▶ Problem to solve: Copy out every line in the entries below that includes "JSON".

═══ Source material ═══

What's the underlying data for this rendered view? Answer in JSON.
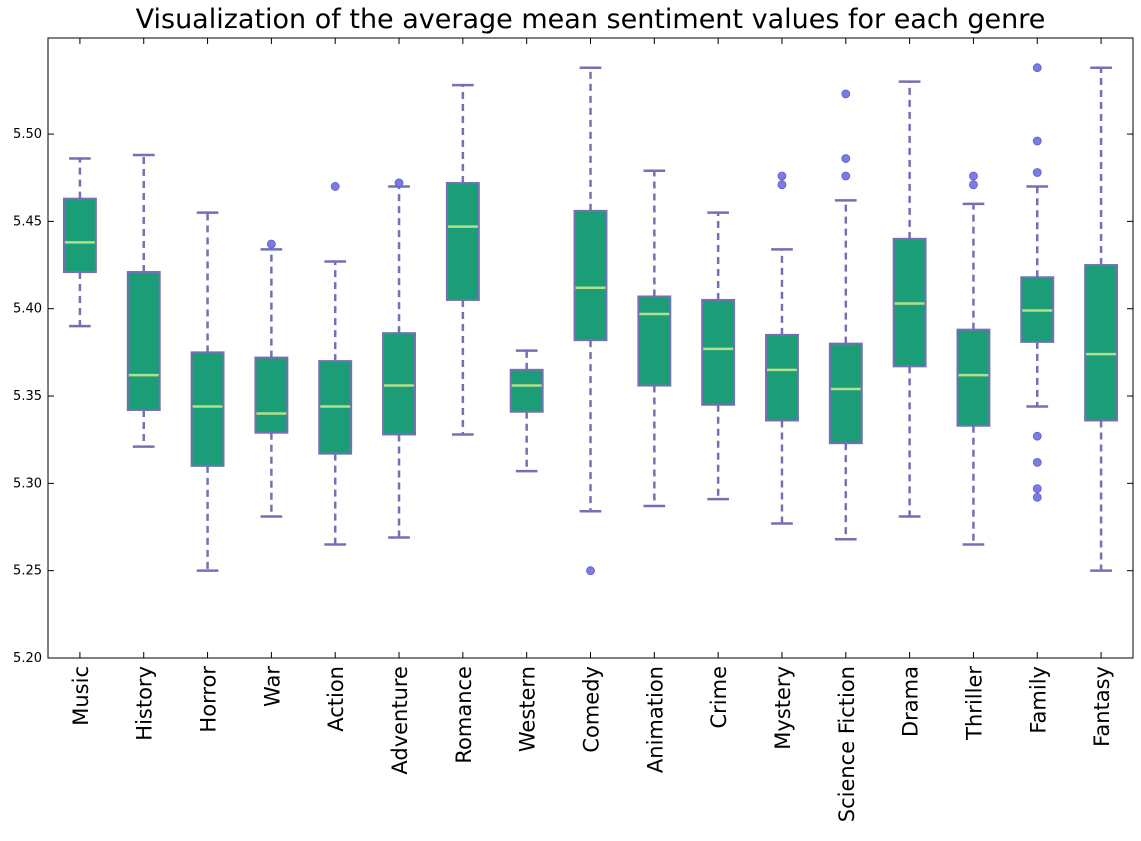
{
  "chart_data": {
    "type": "box",
    "title": "Visualization of the average mean sentiment values for each genre",
    "xlabel": "",
    "ylabel": "",
    "ylim": [
      5.2,
      5.555
    ],
    "yticks": [
      "5.20",
      "5.25",
      "5.30",
      "5.35",
      "5.40",
      "5.45",
      "5.50"
    ],
    "categories": [
      "Music",
      "History",
      "Horror",
      "War",
      "Action",
      "Adventure",
      "Romance",
      "Western",
      "Comedy",
      "Animation",
      "Crime",
      "Mystery",
      "Science Fiction",
      "Drama",
      "Thriller",
      "Family",
      "Fantasy"
    ],
    "boxes": [
      {
        "whislo": 5.39,
        "q1": 5.421,
        "med": 5.438,
        "q3": 5.463,
        "whishi": 5.486,
        "fliers": []
      },
      {
        "whislo": 5.321,
        "q1": 5.342,
        "med": 5.362,
        "q3": 5.421,
        "whishi": 5.488,
        "fliers": []
      },
      {
        "whislo": 5.25,
        "q1": 5.31,
        "med": 5.344,
        "q3": 5.375,
        "whishi": 5.455,
        "fliers": []
      },
      {
        "whislo": 5.281,
        "q1": 5.329,
        "med": 5.34,
        "q3": 5.372,
        "whishi": 5.434,
        "fliers": [
          5.437
        ]
      },
      {
        "whislo": 5.265,
        "q1": 5.317,
        "med": 5.344,
        "q3": 5.37,
        "whishi": 5.427,
        "fliers": [
          5.47
        ]
      },
      {
        "whislo": 5.269,
        "q1": 5.328,
        "med": 5.356,
        "q3": 5.386,
        "whishi": 5.47,
        "fliers": [
          5.472
        ]
      },
      {
        "whislo": 5.328,
        "q1": 5.405,
        "med": 5.447,
        "q3": 5.472,
        "whishi": 5.528,
        "fliers": []
      },
      {
        "whislo": 5.307,
        "q1": 5.341,
        "med": 5.356,
        "q3": 5.365,
        "whishi": 5.376,
        "fliers": []
      },
      {
        "whislo": 5.284,
        "q1": 5.382,
        "med": 5.412,
        "q3": 5.456,
        "whishi": 5.538,
        "fliers": [
          5.25
        ]
      },
      {
        "whislo": 5.287,
        "q1": 5.356,
        "med": 5.397,
        "q3": 5.407,
        "whishi": 5.479,
        "fliers": []
      },
      {
        "whislo": 5.291,
        "q1": 5.345,
        "med": 5.377,
        "q3": 5.405,
        "whishi": 5.455,
        "fliers": []
      },
      {
        "whislo": 5.277,
        "q1": 5.336,
        "med": 5.365,
        "q3": 5.385,
        "whishi": 5.434,
        "fliers": [
          5.471,
          5.476
        ]
      },
      {
        "whislo": 5.268,
        "q1": 5.323,
        "med": 5.354,
        "q3": 5.38,
        "whishi": 5.462,
        "fliers": [
          5.476,
          5.486,
          5.523
        ]
      },
      {
        "whislo": 5.281,
        "q1": 5.367,
        "med": 5.403,
        "q3": 5.44,
        "whishi": 5.53,
        "fliers": []
      },
      {
        "whislo": 5.265,
        "q1": 5.333,
        "med": 5.362,
        "q3": 5.388,
        "whishi": 5.46,
        "fliers": [
          5.471,
          5.476
        ]
      },
      {
        "whislo": 5.344,
        "q1": 5.381,
        "med": 5.399,
        "q3": 5.418,
        "whishi": 5.47,
        "fliers": [
          5.292,
          5.297,
          5.312,
          5.327,
          5.478,
          5.496,
          5.538
        ]
      },
      {
        "whislo": 5.25,
        "q1": 5.336,
        "med": 5.374,
        "q3": 5.425,
        "whishi": 5.538,
        "fliers": []
      }
    ],
    "grid": false,
    "legend": "none"
  },
  "colors": {
    "box_fill": "#1b9e77",
    "box_edge": "#7570b3",
    "whisker": "#7570b3",
    "median": "#b2df8a",
    "flier": "#7b7be8"
  }
}
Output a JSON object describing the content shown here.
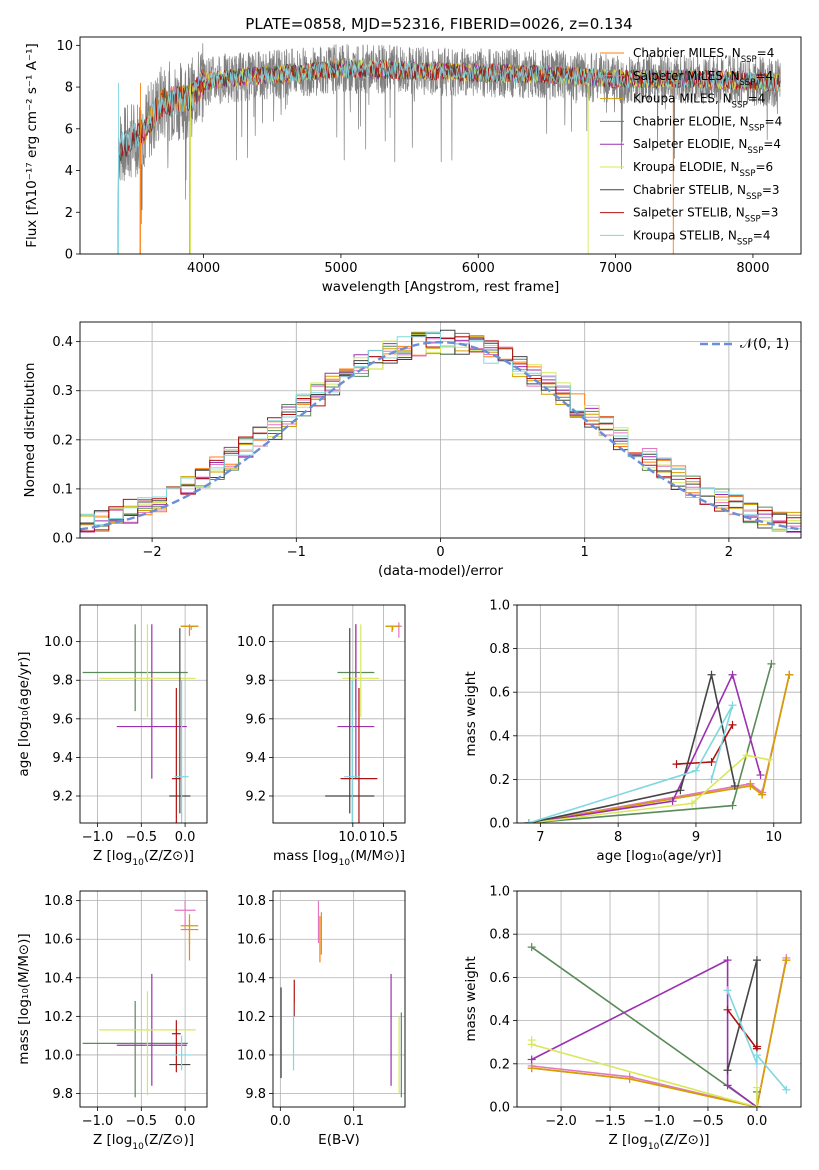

═══

▶ Answer to this exercise:
What's the underlying data for this rendered view? Answer in JSON.
Output a JSON object describing the content shown here.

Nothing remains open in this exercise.